◆ **Written task**: Wherever the word "Down" shows up in a line, please copy that line.

* begin *

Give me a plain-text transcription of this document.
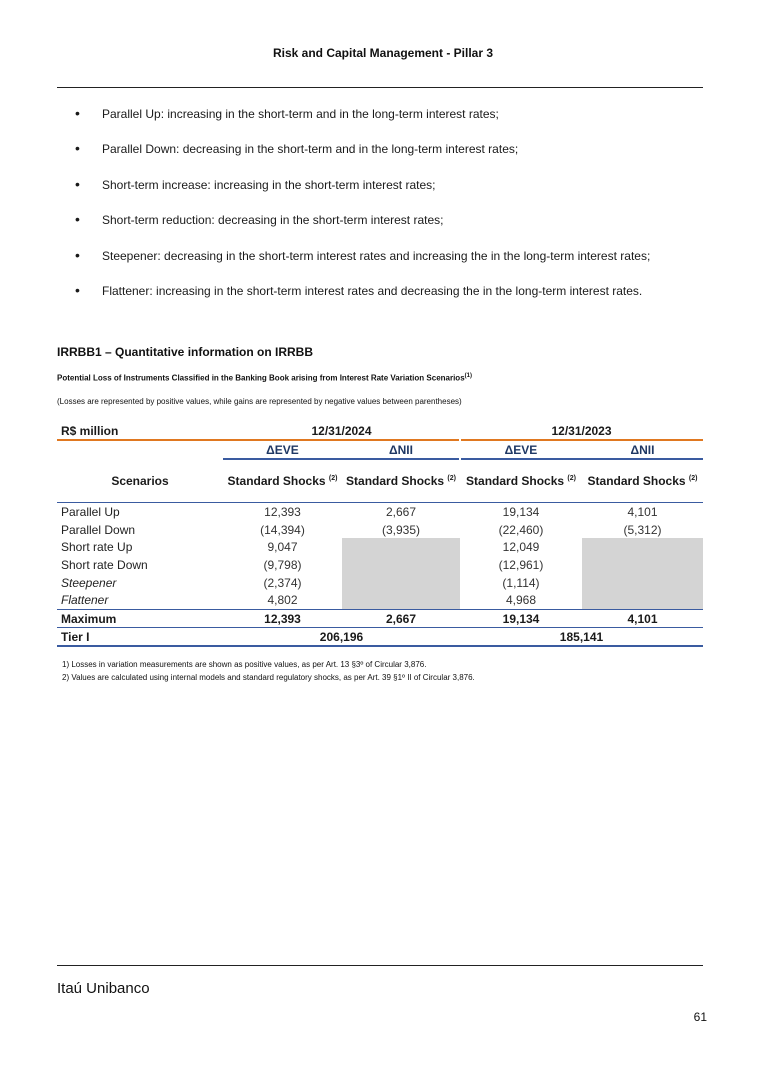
Risk and Capital Management - Pillar 3
• Parallel Up: increasing in the short-term and in the long-term interest rates;
• Parallel Down: decreasing in the short-term and in the long-term interest rates;
• Short-term increase: increasing in the short-term interest rates;
• Short-term reduction: decreasing in the short-term interest rates;
• Steepener: decreasing in the short-term interest rates and increasing the in the long-term interest rates;
• Flattener: increasing in the short-term interest rates and decreasing the in the long-term interest rates.
IRRBB1 – Quantitative information on IRRBB
Potential Loss of Instruments Classified in the Banking Book arising from Interest Rate Variation Scenarios$^{(1)}$
(Losses are represented by positive values, while gains are represented by negative values between parentheses)
R$ million	12/31/2024		12/31/2023	

	ΔEVE	ΔNII	ΔEVE	ΔNII

Scenarios	Standard Shocks $^{(2)}$	Standard Shocks $^{(2)}$	Standard Shocks $^{(2)}$	Standard Shocks $^{(2)}$

Parallel Up	12,393	2,667	19,134	4,101
Parallel Down	(14,394)	(3,935)	(22,460)	(5,312)
Short rate Up	9,047		12,049	
Short rate Down	(9,798)		(12,961)	
Steepener	(2,374)		(1,114)	
Flattener	4,802		4,968	
Maximum	12,393	2,667	19,134	4,101
Tier I	206,196		185,141	
1) Losses in variation measurements are shown as positive values, as per Art. 13 §3º of Circular 3,876.
2) Values are calculated using internal models and standard regulatory shocks, as per Art. 39 §1º II of Circular 3,876.
Itaú Unibanco
61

* end *

◆ **Correct response**:
• Parallel Down: decreasing in the short-term and in the long-term interest rates;
Parallel Down	(14,394)	(3,935)	(22,460)	(5,312)
Short rate Down	(9,798)		(12,961)	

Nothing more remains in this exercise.